----- DATA LINES -----

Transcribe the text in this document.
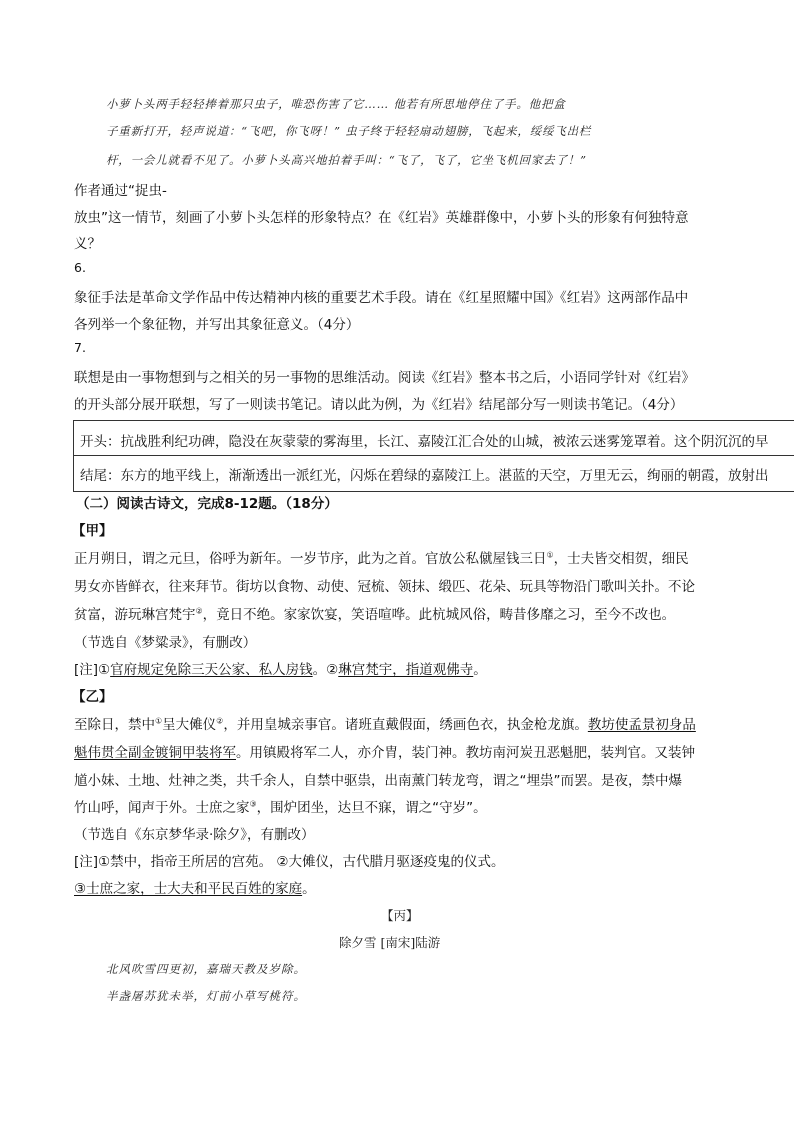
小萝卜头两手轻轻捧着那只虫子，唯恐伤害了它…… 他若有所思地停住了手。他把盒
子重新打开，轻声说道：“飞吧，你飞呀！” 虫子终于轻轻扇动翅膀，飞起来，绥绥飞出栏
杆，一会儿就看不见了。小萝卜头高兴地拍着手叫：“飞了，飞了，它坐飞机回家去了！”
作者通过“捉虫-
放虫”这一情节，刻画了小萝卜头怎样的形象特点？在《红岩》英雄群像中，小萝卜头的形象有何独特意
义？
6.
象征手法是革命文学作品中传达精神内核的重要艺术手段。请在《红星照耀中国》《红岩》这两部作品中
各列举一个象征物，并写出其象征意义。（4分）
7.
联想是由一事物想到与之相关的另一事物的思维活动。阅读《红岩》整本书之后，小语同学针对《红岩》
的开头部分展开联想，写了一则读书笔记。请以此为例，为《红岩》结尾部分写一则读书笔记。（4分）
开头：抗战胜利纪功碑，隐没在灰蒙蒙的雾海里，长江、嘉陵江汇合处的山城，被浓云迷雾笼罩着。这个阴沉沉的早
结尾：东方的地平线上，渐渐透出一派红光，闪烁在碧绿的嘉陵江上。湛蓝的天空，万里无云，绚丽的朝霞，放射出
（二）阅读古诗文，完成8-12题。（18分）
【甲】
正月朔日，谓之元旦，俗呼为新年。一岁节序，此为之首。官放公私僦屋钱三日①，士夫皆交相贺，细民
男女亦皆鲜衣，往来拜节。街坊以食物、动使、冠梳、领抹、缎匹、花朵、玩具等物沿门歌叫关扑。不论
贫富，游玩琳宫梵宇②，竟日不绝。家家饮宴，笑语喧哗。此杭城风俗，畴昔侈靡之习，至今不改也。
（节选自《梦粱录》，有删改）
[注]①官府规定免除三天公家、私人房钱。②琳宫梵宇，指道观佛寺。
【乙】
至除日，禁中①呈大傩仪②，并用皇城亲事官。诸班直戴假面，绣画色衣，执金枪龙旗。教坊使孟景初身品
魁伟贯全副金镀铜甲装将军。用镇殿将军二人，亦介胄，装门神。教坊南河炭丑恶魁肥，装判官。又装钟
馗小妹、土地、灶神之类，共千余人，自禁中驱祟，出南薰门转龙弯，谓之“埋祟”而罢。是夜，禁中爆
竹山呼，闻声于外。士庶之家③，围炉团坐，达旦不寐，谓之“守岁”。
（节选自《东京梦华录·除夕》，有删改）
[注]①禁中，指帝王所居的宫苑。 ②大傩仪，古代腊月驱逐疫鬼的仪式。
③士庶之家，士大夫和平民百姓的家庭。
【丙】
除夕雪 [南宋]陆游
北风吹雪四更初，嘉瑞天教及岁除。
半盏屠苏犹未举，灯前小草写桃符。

-----

» WHAT NEEDS TO BE DONE:
Quote in full the listing given above; the images are to be left out.

» REPLY:
Transcribe the text in this document.
小萝卜头两手轻轻捧着那只虫子，唯恐伤害了它…… 他若有所思地停住了手。他把盒
子重新打开，轻声说道：“飞吧，你飞呀！” 虫子终于轻轻扇动翅膀，飞起来，绥绥飞出栏
杆，一会儿就看不见了。小萝卜头高兴地拍着手叫：“飞了，飞了，它坐飞机回家去了！”
作者通过“捉虫-
放虫”这一情节，刻画了小萝卜头怎样的形象特点？在《红岩》英雄群像中，小萝卜头的形象有何独特意
义？
6.
象征手法是革命文学作品中传达精神内核的重要艺术手段。请在《红星照耀中国》《红岩》这两部作品中
各列举一个象征物，并写出其象征意义。（4分）
7.
联想是由一事物想到与之相关的另一事物的思维活动。阅读《红岩》整本书之后，小语同学针对《红岩》
的开头部分展开联想，写了一则读书笔记。请以此为例，为《红岩》结尾部分写一则读书笔记。（4分）
开头：抗战胜利纪功碑，隐没在灰蒙蒙的雾海里，长江、嘉陵江汇合处的山城，被浓云迷雾笼罩着。这个阴沉沉的早
结尾：东方的地平线上，渐渐透出一派红光，闪烁在碧绿的嘉陵江上。湛蓝的天空，万里无云，绚丽的朝霞，放射出
（二）阅读古诗文，完成8-12题。（18分）
【甲】
正月朔日，谓之元旦，俗呼为新年。一岁节序，此为之首。官放公私僦屋钱三日①，士夫皆交相贺，细民
男女亦皆鲜衣，往来拜节。街坊以食物、动使、冠梳、领抹、缎匹、花朵、玩具等物沿门歌叫关扑。不论
贫富，游玩琳宫梵宇②，竟日不绝。家家饮宴，笑语喧哗。此杭城风俗，畴昔侈靡之习，至今不改也。
（节选自《梦粱录》，有删改）
[注]①官府规定免除三天公家、私人房钱。②琳宫梵宇，指道观佛寺。
【乙】
至除日，禁中①呈大傩仪②，并用皇城亲事官。诸班直戴假面，绣画色衣，执金枪龙旗。教坊使孟景初身品
魁伟贯全副金镀铜甲装将军。用镇殿将军二人，亦介胄，装门神。教坊南河炭丑恶魁肥，装判官。又装钟
馗小妹、土地、灶神之类，共千余人，自禁中驱祟，出南薰门转龙弯，谓之“埋祟”而罢。是夜，禁中爆
竹山呼，闻声于外。士庶之家③，围炉团坐，达旦不寐，谓之“守岁”。
（节选自《东京梦华录·除夕》，有删改）
[注]①禁中，指帝王所居的宫苑。 ②大傩仪，古代腊月驱逐疫鬼的仪式。
③士庶之家，士大夫和平民百姓的家庭。
【丙】
除夕雪 [南宋]陆游
北风吹雪四更初，嘉瑞天教及岁除。
半盏屠苏犹未举，灯前小草写桃符。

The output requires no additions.